◆ **What the task requires**:
Restate every line of the material, word for word.
══ Records for this task
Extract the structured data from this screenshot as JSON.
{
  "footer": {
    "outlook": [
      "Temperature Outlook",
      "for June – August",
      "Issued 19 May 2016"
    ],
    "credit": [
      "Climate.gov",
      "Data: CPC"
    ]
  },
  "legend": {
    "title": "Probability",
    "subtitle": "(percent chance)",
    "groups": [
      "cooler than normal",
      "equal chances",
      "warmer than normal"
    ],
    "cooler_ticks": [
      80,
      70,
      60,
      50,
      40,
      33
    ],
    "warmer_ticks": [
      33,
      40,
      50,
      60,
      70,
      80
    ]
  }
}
════
◆ **Exercise output**:
Extract the structured data from this screenshot as JSON.
{
  "footer": {
    "outlook": [
      "Temperature Outlook",
      "for June – August",
      "Issued 19 May 2016"
    ],
    "credit": [
      "Climate.gov",
      "Data: CPC"
    ]
  },
  "legend": {
    "title": "Probability",
    "subtitle": "(percent chance)",
    "groups": [
      "cooler than normal",
      "equal chances",
      "warmer than normal"
    ],
    "cooler_ticks": [
      80,
      70,
      60,
      50,
      40,
      33
    ],
    "warmer_ticks": [
      33,
      40,
      50,
      60,
      70,
      80
    ]
  }
}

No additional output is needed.